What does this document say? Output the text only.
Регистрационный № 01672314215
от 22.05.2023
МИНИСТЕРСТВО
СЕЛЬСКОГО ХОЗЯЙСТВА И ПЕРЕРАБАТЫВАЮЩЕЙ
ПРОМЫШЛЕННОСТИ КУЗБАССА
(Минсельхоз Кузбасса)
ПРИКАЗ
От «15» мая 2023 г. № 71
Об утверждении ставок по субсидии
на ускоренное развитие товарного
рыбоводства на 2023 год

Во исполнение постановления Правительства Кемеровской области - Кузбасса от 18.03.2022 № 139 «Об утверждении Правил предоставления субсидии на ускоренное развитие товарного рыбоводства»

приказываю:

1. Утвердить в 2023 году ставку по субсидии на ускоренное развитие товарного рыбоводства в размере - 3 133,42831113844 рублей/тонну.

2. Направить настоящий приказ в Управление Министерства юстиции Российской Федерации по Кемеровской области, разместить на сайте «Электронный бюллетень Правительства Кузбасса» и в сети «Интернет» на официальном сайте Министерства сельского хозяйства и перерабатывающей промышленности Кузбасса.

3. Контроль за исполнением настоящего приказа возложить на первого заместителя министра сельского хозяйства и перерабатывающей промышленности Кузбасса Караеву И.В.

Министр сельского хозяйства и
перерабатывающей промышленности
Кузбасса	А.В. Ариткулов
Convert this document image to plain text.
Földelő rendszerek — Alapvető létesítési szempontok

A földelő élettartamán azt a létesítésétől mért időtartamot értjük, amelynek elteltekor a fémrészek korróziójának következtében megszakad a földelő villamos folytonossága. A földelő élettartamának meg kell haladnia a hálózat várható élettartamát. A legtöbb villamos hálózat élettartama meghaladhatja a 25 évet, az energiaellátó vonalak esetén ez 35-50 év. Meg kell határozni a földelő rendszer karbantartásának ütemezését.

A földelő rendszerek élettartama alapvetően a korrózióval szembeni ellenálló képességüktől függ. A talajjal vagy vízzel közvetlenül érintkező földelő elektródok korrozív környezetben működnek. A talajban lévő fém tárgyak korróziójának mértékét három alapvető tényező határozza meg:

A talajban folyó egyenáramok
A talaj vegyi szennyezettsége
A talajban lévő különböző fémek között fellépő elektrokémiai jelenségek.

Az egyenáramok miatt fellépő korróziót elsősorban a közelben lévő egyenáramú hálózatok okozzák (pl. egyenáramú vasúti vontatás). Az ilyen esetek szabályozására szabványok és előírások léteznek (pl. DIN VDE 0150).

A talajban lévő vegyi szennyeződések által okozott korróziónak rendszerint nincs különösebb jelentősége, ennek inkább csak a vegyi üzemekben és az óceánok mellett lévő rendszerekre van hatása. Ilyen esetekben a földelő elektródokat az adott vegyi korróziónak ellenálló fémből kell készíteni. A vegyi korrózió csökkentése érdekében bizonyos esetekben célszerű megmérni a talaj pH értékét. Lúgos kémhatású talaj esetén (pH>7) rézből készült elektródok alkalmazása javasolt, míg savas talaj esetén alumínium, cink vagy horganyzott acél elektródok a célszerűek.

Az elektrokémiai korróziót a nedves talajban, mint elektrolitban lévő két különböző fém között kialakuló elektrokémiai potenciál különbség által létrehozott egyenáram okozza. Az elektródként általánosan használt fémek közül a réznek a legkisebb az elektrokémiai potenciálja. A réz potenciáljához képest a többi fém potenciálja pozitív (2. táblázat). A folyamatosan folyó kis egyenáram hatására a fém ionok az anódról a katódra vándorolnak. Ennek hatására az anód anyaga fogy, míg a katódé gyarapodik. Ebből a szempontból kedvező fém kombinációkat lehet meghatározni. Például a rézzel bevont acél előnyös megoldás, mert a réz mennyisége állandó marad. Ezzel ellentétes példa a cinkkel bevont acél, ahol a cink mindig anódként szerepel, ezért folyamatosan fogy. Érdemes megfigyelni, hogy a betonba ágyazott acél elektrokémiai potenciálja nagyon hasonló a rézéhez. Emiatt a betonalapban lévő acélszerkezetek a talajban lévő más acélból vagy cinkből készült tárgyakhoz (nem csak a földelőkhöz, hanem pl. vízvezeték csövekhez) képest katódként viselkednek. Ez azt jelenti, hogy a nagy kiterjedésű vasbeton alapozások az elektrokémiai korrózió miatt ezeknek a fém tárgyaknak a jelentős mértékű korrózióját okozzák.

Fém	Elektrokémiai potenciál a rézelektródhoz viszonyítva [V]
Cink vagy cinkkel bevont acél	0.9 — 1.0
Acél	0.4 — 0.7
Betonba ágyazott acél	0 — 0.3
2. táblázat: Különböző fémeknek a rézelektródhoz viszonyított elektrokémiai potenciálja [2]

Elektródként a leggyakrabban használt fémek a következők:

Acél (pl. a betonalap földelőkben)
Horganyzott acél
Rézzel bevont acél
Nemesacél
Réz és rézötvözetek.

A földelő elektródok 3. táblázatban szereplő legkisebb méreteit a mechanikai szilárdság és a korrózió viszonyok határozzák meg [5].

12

=-=-=

Would you reproduce all the entries exactly?

• Result below
What does this document say? Output the text only.
Регистрационный № 01672314215
от 22.05.2023
МИНИСТЕРСТВО
СЕЛЬСКОГО ХОЗЯЙСТВА И ПЕРЕРАБАТЫВАЮЩЕЙ
ПРОМЫШЛЕННОСТИ КУЗБАССА
(Минсельхоз Кузбасса)
ПРИКАЗ
От «15» мая 2023 г. № 71
Об утверждении ставок по субсидии
на ускоренное развитие товарного
рыбоводства на 2023 год

Во исполнение постановления Правительства Кемеровской области - Кузбасса от 18.03.2022 № 139 «Об утверждении Правил предоставления субсидии на ускоренное развитие товарного рыбоводства»

приказываю:

1. Утвердить в 2023 году ставку по субсидии на ускоренное развитие товарного рыбоводства в размере - 3 133,42831113844 рублей/тонну.

2. Направить настоящий приказ в Управление Министерства юстиции Российской Федерации по Кемеровской области, разместить на сайте «Электронный бюллетень Правительства Кузбасса» и в сети «Интернет» на официальном сайте Министерства сельского хозяйства и перерабатывающей промышленности Кузбасса.

3. Контроль за исполнением настоящего приказа возложить на первого заместителя министра сельского хозяйства и перерабатывающей промышленности Кузбасса Караеву И.В.

Министр сельского хозяйства и
перерабатывающей промышленности
Кузбасса	А.В. Ариткулов
Convert this document image to plain text.
Földelő rendszerek — Alapvető létesítési szempontok

A földelő élettartamán azt a létesítésétől mért időtartamot értjük, amelynek elteltekor a fémrészek korróziójának következtében megszakad a földelő villamos folytonossága. A földelő élettartamának meg kell haladnia a hálózat várható élettartamát. A legtöbb villamos hálózat élettartama meghaladhatja a 25 évet, az energiaellátó vonalak esetén ez 35-50 év. Meg kell határozni a földelő rendszer karbantartásának ütemezését.

A földelő rendszerek élettartama alapvetően a korrózióval szembeni ellenálló képességüktől függ. A talajjal vagy vízzel közvetlenül érintkező földelő elektródok korrozív környezetben működnek. A talajban lévő fém tárgyak korróziójának mértékét három alapvető tényező határozza meg:

A talajban folyó egyenáramok
A talaj vegyi szennyezettsége
A talajban lévő különböző fémek között fellépő elektrokémiai jelenségek.

Az egyenáramok miatt fellépő korróziót elsősorban a közelben lévő egyenáramú hálózatok okozzák (pl. egyenáramú vasúti vontatás). Az ilyen esetek szabályozására szabványok és előírások léteznek (pl. DIN VDE 0150).

A talajban lévő vegyi szennyeződések által okozott korróziónak rendszerint nincs különösebb jelentősége, ennek inkább csak a vegyi üzemekben és az óceánok mellett lévő rendszerekre van hatása. Ilyen esetekben a földelő elektródokat az adott vegyi korróziónak ellenálló fémből kell készíteni. A vegyi korrózió csökkentése érdekében bizonyos esetekben célszerű megmérni a talaj pH értékét. Lúgos kémhatású talaj esetén (pH>7) rézből készült elektródok alkalmazása javasolt, míg savas talaj esetén alumínium, cink vagy horganyzott acél elektródok a célszerűek.

Az elektrokémiai korróziót a nedves talajban, mint elektrolitban lévő két különböző fém között kialakuló elektrokémiai potenciál különbség által létrehozott egyenáram okozza. Az elektródként általánosan használt fémek közül a réznek a legkisebb az elektrokémiai potenciálja. A réz potenciáljához képest a többi fém potenciálja pozitív (2. táblázat). A folyamatosan folyó kis egyenáram hatására a fém ionok az anódról a katódra vándorolnak. Ennek hatására az anód anyaga fogy, míg a katódé gyarapodik. Ebből a szempontból kedvező fém kombinációkat lehet meghatározni. Például a rézzel bevont acél előnyös megoldás, mert a réz mennyisége állandó marad. Ezzel ellentétes példa a cinkkel bevont acél, ahol a cink mindig anódként szerepel, ezért folyamatosan fogy. Érdemes megfigyelni, hogy a betonba ágyazott acél elektrokémiai potenciálja nagyon hasonló a rézéhez. Emiatt a betonalapban lévő acélszerkezetek a talajban lévő más acélból vagy cinkből készült tárgyakhoz (nem csak a földelőkhöz, hanem pl. vízvezeték csövekhez) képest katódként viselkednek. Ez azt jelenti, hogy a nagy kiterjedésű vasbeton alapozások az elektrokémiai korrózió miatt ezeknek a fém tárgyaknak a jelentős mértékű korrózióját okozzák.

Fém	Elektrokémiai potenciál a rézelektródhoz viszonyítva [V]
Cink vagy cinkkel bevont acél	0.9 — 1.0
Acél	0.4 — 0.7
Betonba ágyazott acél	0 — 0.3
2. táblázat: Különböző fémeknek a rézelektródhoz viszonyított elektrokémiai potenciálja [2]

Elektródként a leggyakrabban használt fémek a következők:

Acél (pl. a betonalap földelőkben)
Horganyzott acél
Rézzel bevont acél
Nemesacél
Réz és rézötvözetek.

A földelő elektródok 3. táblázatban szereplő legkisebb méreteit a mechanikai szilárdság és a korrózió viszonyok határozzák meg [5].

12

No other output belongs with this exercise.